_Records shown_
-*-*-

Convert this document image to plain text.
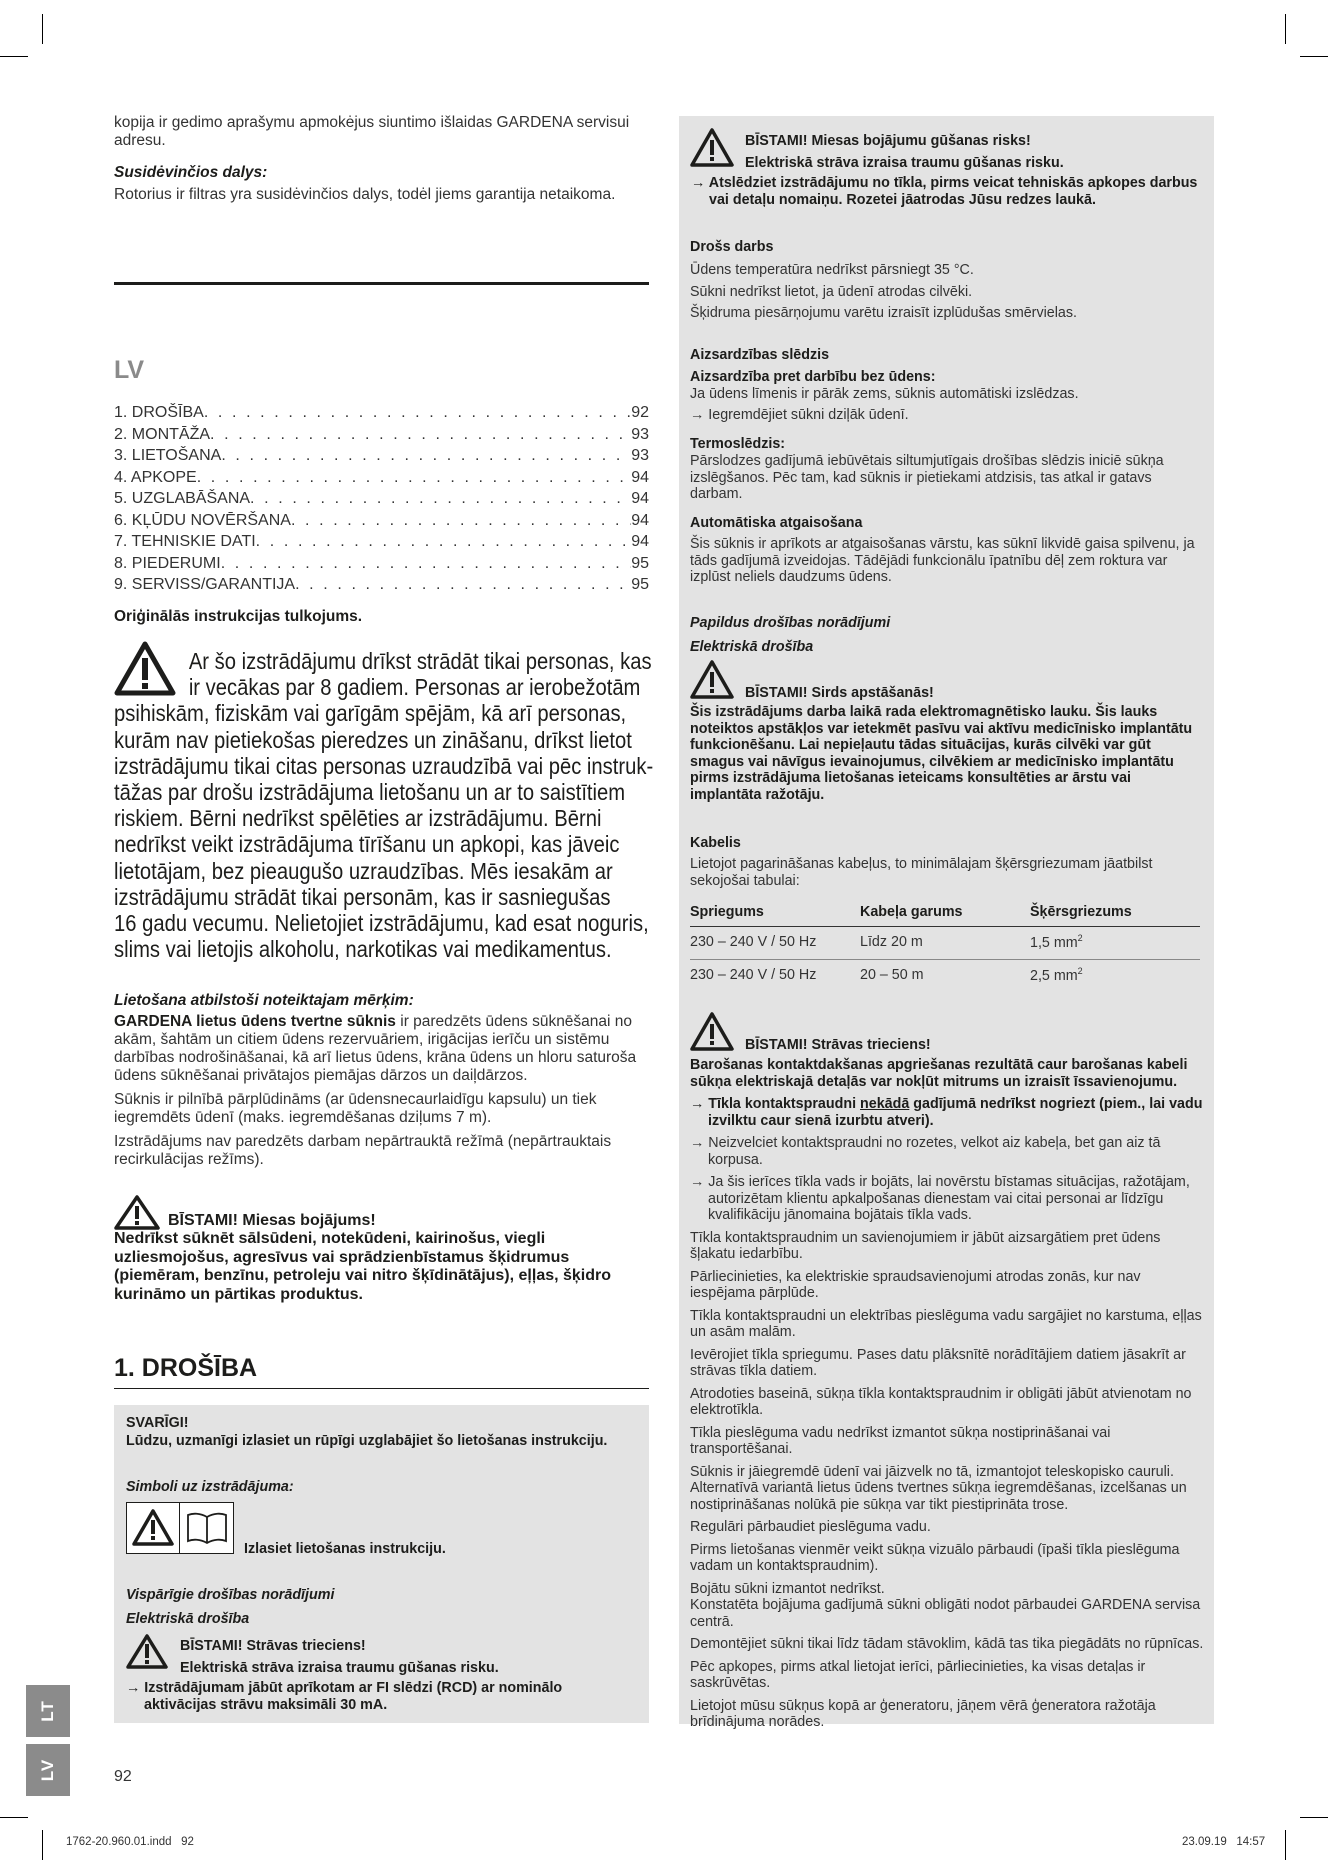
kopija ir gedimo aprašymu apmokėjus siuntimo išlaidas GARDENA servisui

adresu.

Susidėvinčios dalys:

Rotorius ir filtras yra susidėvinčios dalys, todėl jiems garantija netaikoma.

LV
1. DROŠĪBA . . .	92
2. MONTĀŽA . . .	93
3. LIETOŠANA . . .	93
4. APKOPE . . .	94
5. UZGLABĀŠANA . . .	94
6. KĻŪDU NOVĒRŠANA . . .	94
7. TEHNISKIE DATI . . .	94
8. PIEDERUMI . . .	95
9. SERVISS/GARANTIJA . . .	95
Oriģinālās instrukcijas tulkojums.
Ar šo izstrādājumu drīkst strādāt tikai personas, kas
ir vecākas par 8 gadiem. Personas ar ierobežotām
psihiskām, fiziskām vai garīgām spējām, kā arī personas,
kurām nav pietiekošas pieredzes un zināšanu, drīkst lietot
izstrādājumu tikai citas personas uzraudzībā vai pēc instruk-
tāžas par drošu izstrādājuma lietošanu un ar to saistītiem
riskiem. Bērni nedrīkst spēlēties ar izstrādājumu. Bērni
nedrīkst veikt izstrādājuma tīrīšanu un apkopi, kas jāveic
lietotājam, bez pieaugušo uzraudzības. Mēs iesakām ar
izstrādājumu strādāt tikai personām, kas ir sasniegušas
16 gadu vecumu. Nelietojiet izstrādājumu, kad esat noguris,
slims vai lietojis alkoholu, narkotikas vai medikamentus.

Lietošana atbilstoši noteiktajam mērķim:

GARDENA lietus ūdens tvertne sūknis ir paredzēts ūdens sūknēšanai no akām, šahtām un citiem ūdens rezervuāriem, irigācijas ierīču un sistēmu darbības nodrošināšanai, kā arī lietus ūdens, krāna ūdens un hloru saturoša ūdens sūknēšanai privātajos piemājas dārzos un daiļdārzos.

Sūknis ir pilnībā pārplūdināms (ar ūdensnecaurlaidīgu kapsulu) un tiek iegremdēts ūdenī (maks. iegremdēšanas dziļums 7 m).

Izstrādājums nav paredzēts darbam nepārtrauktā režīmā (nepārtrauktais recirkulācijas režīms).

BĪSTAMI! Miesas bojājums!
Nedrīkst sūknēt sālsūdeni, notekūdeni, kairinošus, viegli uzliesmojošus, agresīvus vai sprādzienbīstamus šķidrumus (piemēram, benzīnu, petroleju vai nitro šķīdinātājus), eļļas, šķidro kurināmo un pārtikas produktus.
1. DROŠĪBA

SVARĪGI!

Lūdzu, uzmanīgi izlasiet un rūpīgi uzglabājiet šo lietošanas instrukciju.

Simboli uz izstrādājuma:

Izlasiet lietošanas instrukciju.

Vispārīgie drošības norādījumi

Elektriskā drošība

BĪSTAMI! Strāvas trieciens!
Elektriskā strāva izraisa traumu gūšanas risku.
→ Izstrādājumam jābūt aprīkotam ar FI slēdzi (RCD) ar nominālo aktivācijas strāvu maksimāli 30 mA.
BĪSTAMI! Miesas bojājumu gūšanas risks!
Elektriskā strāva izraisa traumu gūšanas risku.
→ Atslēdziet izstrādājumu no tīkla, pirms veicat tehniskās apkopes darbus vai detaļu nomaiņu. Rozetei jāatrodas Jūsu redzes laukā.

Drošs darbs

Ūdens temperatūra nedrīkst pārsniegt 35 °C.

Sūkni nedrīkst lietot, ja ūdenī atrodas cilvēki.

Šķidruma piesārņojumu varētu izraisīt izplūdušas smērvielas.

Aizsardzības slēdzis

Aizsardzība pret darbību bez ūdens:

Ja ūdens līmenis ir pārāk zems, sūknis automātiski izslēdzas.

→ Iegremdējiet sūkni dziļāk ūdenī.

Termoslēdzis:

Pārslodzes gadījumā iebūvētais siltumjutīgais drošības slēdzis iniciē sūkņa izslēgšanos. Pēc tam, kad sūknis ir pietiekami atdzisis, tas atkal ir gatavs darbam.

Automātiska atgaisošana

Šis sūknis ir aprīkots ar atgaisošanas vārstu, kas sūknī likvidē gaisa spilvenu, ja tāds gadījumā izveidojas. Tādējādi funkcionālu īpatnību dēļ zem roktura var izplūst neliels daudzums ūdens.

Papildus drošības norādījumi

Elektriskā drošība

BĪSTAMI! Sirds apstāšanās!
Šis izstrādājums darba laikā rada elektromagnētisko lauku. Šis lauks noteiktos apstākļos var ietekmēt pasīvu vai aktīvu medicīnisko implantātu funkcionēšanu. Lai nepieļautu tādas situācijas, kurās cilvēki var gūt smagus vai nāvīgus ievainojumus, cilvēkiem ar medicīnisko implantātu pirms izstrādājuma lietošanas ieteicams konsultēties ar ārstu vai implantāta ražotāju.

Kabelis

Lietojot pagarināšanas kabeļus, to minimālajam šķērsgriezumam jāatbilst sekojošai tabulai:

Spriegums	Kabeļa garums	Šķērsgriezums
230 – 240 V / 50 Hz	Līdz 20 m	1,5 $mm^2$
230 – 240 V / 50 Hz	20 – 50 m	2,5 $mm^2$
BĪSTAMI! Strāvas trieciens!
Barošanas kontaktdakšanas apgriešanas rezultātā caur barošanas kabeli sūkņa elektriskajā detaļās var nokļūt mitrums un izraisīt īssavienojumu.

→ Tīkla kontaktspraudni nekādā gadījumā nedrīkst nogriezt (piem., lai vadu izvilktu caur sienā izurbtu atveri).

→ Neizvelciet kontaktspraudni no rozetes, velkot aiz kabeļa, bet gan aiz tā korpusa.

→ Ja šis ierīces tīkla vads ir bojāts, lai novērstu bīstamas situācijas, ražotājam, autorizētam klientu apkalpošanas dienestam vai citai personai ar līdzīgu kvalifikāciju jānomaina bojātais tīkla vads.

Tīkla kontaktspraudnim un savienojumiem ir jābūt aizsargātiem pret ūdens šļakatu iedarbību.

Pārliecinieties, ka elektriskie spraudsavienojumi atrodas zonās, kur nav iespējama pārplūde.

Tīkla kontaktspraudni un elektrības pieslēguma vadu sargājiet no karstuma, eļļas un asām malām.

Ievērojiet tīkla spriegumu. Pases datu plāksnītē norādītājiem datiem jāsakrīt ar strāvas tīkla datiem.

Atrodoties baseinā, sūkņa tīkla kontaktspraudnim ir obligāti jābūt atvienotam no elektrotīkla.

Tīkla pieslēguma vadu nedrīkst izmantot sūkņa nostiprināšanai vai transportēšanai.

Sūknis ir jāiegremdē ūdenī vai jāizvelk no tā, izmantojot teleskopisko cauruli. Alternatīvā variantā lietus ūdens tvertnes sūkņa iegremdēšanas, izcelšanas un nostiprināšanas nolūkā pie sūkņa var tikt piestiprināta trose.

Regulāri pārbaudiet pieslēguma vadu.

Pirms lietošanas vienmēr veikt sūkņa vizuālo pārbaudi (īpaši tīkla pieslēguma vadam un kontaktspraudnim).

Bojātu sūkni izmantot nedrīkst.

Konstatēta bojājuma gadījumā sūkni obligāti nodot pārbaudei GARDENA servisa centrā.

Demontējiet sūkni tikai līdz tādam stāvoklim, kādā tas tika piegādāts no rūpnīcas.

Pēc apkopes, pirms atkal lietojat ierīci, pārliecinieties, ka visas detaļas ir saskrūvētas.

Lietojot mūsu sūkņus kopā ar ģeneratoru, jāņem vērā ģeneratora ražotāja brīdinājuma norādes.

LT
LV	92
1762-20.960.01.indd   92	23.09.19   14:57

-*-*-

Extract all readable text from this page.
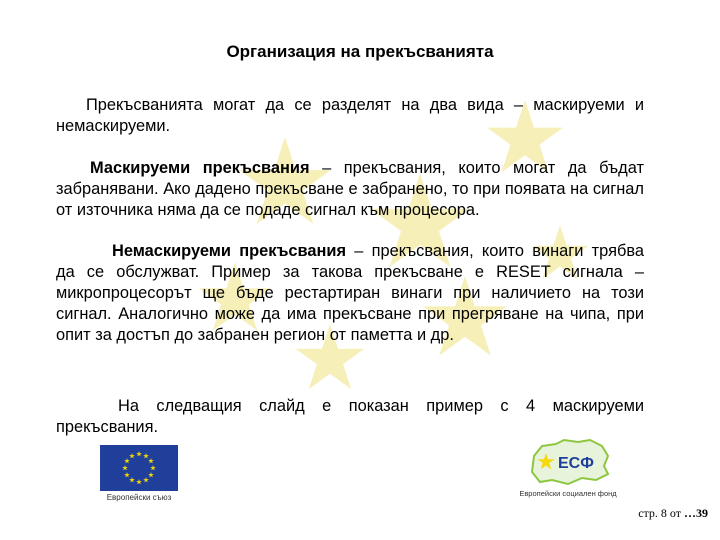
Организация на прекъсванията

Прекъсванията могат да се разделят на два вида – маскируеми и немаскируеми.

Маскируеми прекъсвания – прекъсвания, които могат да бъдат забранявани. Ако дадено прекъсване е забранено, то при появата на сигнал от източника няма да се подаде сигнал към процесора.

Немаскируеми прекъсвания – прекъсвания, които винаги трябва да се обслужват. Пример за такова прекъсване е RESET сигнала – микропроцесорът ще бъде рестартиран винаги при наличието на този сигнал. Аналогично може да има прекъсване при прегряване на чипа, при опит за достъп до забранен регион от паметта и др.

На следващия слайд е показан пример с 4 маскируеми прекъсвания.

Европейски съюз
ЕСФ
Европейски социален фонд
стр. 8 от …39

-*-*-

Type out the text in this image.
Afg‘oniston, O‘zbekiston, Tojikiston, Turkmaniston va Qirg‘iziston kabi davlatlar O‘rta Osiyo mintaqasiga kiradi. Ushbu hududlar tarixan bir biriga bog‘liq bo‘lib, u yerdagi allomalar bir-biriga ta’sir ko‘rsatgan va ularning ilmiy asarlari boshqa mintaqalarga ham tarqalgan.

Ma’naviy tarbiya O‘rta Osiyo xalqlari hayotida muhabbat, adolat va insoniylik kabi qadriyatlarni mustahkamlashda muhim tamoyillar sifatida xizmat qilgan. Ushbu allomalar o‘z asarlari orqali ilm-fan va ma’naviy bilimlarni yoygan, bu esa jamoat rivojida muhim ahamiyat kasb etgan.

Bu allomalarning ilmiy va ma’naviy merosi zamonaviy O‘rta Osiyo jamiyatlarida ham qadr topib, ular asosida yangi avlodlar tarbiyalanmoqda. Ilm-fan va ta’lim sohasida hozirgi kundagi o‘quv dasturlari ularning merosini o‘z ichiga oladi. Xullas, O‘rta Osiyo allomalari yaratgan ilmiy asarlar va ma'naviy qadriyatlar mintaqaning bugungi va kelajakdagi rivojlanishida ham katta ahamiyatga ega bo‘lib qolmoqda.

-*-*-

Search the data for "text". Copy every line that has it.

_Task output_
Convert this document image to plain text.
Extract all readable text from this page.
Type out the text in this image.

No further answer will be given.